§ **Record extracts**
----------------------------------------

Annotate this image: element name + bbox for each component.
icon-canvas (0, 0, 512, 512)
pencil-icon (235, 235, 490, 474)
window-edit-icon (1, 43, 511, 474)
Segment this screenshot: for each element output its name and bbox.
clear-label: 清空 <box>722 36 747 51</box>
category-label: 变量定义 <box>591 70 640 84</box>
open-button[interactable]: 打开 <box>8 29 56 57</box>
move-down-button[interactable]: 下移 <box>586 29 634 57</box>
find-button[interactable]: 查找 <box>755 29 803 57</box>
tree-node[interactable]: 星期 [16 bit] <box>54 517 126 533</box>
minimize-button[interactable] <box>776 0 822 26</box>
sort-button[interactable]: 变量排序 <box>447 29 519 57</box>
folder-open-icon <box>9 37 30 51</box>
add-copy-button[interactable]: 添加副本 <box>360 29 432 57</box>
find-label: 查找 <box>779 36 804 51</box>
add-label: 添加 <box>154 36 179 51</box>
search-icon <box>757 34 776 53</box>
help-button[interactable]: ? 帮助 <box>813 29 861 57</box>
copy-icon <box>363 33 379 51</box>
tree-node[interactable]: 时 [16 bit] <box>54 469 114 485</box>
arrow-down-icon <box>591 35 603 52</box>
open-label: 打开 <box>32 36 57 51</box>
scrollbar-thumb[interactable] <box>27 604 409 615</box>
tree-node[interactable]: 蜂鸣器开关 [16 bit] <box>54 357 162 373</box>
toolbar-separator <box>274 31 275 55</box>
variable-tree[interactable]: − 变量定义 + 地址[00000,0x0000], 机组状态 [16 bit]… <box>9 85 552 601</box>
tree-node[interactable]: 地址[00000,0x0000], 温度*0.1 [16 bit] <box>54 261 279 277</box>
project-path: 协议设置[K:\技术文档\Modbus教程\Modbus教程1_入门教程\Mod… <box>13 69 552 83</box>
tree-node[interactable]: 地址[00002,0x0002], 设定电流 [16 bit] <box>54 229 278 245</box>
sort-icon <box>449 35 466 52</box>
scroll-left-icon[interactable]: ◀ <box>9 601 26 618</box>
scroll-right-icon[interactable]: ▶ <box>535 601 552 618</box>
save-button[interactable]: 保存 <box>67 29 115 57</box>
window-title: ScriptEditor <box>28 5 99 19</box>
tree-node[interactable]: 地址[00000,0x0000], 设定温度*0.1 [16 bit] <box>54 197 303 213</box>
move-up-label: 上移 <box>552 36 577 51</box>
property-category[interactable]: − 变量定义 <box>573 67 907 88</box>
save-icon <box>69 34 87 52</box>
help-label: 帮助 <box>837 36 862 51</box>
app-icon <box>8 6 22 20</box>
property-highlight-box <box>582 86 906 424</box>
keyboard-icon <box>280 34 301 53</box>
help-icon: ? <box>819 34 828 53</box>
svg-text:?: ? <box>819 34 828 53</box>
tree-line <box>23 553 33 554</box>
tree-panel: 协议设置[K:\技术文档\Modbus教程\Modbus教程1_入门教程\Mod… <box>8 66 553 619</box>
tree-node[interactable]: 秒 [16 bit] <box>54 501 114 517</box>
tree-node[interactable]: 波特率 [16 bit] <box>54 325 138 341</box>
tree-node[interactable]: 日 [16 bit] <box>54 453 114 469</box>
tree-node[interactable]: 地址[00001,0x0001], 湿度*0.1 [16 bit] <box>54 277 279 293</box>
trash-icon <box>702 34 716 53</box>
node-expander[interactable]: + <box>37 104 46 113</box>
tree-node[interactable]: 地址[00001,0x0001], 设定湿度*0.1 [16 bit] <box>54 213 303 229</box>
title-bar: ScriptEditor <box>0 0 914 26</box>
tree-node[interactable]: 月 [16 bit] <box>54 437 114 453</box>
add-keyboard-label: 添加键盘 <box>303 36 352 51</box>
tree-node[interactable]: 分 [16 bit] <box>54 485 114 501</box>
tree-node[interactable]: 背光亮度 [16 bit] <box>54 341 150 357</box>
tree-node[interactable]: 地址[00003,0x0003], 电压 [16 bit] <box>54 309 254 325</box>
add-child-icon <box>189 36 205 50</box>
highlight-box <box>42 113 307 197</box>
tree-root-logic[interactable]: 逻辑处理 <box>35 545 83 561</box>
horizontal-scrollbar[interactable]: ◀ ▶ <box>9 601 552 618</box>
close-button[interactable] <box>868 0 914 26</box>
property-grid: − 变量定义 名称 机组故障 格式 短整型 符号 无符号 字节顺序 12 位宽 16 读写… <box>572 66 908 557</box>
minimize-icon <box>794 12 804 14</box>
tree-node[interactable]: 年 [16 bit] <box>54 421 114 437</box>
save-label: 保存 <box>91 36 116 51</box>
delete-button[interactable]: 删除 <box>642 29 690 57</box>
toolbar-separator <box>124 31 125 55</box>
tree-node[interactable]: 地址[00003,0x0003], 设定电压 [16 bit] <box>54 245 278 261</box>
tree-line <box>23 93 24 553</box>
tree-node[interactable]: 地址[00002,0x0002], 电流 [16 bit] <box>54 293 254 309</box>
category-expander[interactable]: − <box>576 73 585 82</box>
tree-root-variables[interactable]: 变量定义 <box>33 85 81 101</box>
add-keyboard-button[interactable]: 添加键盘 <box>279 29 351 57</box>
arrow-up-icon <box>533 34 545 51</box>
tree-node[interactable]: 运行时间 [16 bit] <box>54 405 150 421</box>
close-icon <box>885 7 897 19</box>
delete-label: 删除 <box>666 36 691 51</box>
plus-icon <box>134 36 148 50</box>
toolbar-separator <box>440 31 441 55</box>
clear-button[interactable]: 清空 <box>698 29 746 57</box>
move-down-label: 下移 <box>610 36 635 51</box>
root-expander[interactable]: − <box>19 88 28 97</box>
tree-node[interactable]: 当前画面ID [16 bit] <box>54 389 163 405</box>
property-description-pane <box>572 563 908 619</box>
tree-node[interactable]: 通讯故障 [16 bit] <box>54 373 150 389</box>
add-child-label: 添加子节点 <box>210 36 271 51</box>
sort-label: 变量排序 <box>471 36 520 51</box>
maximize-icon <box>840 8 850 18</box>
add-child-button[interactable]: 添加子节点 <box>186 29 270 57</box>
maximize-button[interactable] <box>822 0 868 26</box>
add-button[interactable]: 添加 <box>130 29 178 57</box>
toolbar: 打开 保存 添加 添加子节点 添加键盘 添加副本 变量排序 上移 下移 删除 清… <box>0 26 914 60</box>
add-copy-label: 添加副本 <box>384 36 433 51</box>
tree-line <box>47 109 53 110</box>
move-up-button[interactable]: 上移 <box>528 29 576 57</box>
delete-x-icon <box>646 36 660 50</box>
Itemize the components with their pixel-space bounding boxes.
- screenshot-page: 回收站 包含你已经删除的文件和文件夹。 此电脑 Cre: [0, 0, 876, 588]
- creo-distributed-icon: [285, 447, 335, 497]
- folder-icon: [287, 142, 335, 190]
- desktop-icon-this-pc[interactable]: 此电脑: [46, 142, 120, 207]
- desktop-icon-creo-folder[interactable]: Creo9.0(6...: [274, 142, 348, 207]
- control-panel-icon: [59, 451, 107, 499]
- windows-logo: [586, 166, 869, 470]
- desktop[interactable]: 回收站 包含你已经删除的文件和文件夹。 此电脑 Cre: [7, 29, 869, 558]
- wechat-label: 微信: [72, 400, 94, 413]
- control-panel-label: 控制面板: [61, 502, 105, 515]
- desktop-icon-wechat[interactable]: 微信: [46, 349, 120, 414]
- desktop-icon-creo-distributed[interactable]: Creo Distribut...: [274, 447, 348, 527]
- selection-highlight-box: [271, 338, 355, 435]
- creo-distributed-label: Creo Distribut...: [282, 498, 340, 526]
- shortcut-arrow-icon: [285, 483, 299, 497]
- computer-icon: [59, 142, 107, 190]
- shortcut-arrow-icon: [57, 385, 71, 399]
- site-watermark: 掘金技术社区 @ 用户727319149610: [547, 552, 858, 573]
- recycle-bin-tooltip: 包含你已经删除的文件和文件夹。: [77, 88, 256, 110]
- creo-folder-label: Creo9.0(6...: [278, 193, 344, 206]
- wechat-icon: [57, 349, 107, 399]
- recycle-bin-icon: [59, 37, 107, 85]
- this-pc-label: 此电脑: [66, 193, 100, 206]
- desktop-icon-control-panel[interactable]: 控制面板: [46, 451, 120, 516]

----------------------------------------

§ **Task description**
Retype the entries word for word, from the very first line down to and including the line that contains "scrollbar-thumb[interactable] <box>27 604".

§ **Result of this exercise**
Annotate this image: element name + bbox for each component.
icon-canvas (0, 0, 512, 512)
pencil-icon (235, 235, 490, 474)
window-edit-icon (1, 43, 511, 474)
Segment this screenshot: for each element output its name and bbox.
clear-label: 清空 <box>722 36 747 51</box>
category-label: 变量定义 <box>591 70 640 84</box>
open-button[interactable]: 打开 <box>8 29 56 57</box>
move-down-button[interactable]: 下移 <box>586 29 634 57</box>
find-button[interactable]: 查找 <box>755 29 803 57</box>
tree-node[interactable]: 星期 [16 bit] <box>54 517 126 533</box>
minimize-button[interactable] <box>776 0 822 26</box>
sort-button[interactable]: 变量排序 <box>447 29 519 57</box>
folder-open-icon <box>9 37 30 51</box>
add-copy-button[interactable]: 添加副本 <box>360 29 432 57</box>
find-label: 查找 <box>779 36 804 51</box>
add-label: 添加 <box>154 36 179 51</box>
search-icon <box>757 34 776 53</box>
help-button[interactable]: ? 帮助 <box>813 29 861 57</box>
copy-icon <box>363 33 379 51</box>
tree-node[interactable]: 时 [16 bit] <box>54 469 114 485</box>
arrow-down-icon <box>591 35 603 52</box>
open-label: 打开 <box>32 36 57 51</box>
scrollbar-thumb[interactable] <box>27 604 409 615</box>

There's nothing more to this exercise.